Look through the material below and count the lines with the string "银行存款". Report only the count.

═════ Given entries ═════

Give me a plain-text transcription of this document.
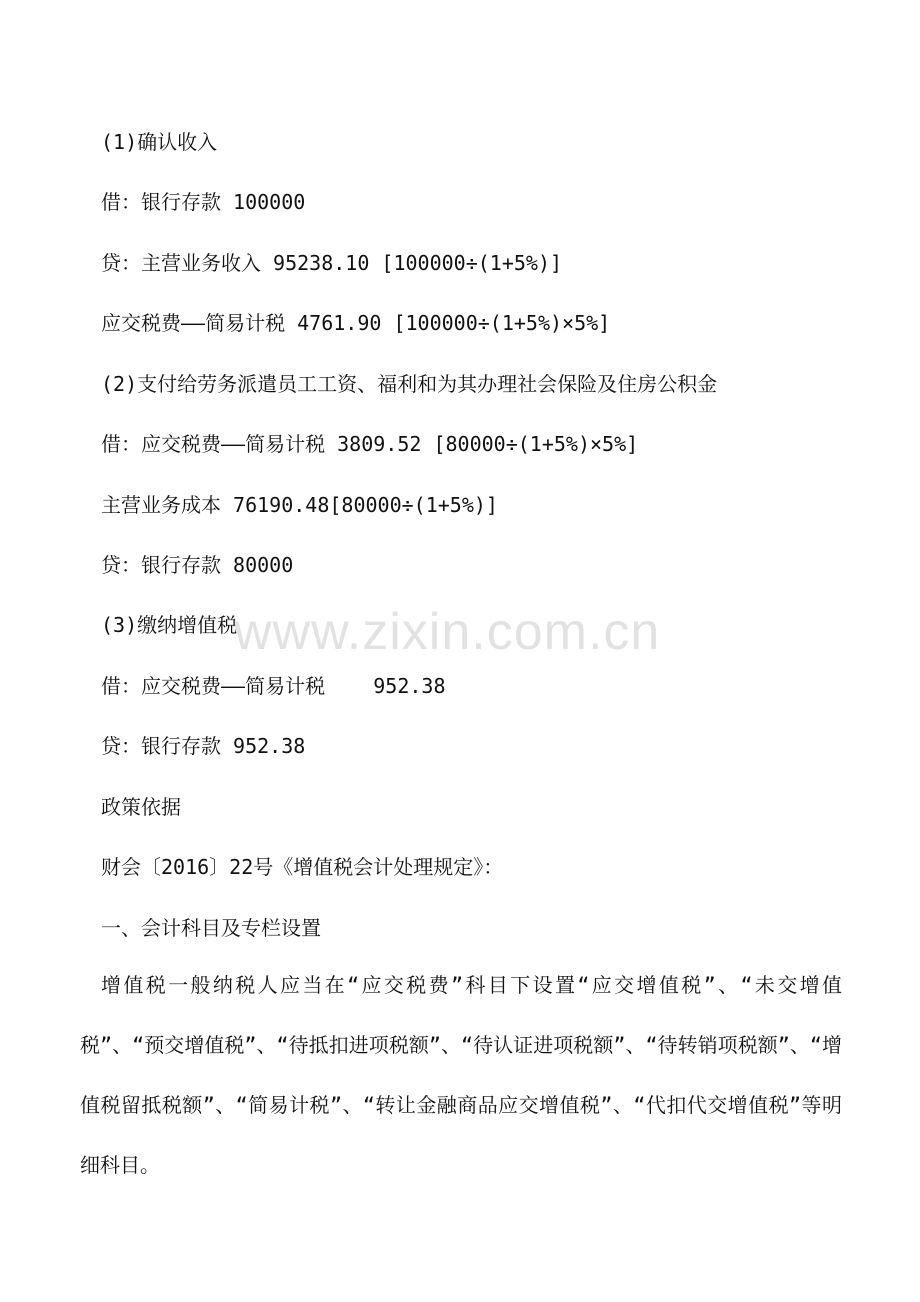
(1)确认收入
借：银行存款 100000
贷：主营业务收入 95238.10 [100000÷(1+5%)]
应交税费——简易计税 4761.90 [100000÷(1+5%)×5%]
(2)支付给劳务派遣员工工资、福利和为其办理社会保险及住房公积金
借：应交税费——简易计税 3809.52 [80000÷(1+5%)×5%]
主营业务成本 76190.48[80000÷(1+5%)]
贷：银行存款 80000
(3)缴纳增值税
借：应交税费——简易计税    952.38
贷：银行存款 952.38
政策依据
财会〔2016〕22号《增值税会计处理规定》：
一、会计科目及专栏设置
增值税一般纳税人应当在“应交税费”科目下设置“应交增值税”、“未交增值税”、“预交增值税”、“待抵扣进项税额”、“待认证进项税额”、“待转销项税额”、“增值税留抵税额”、“简易计税”、“转让金融商品应交增值税”、“代扣代交增值税”等明细科目。
www.zixin.com.cn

═════

▶ **Finished exercise**
3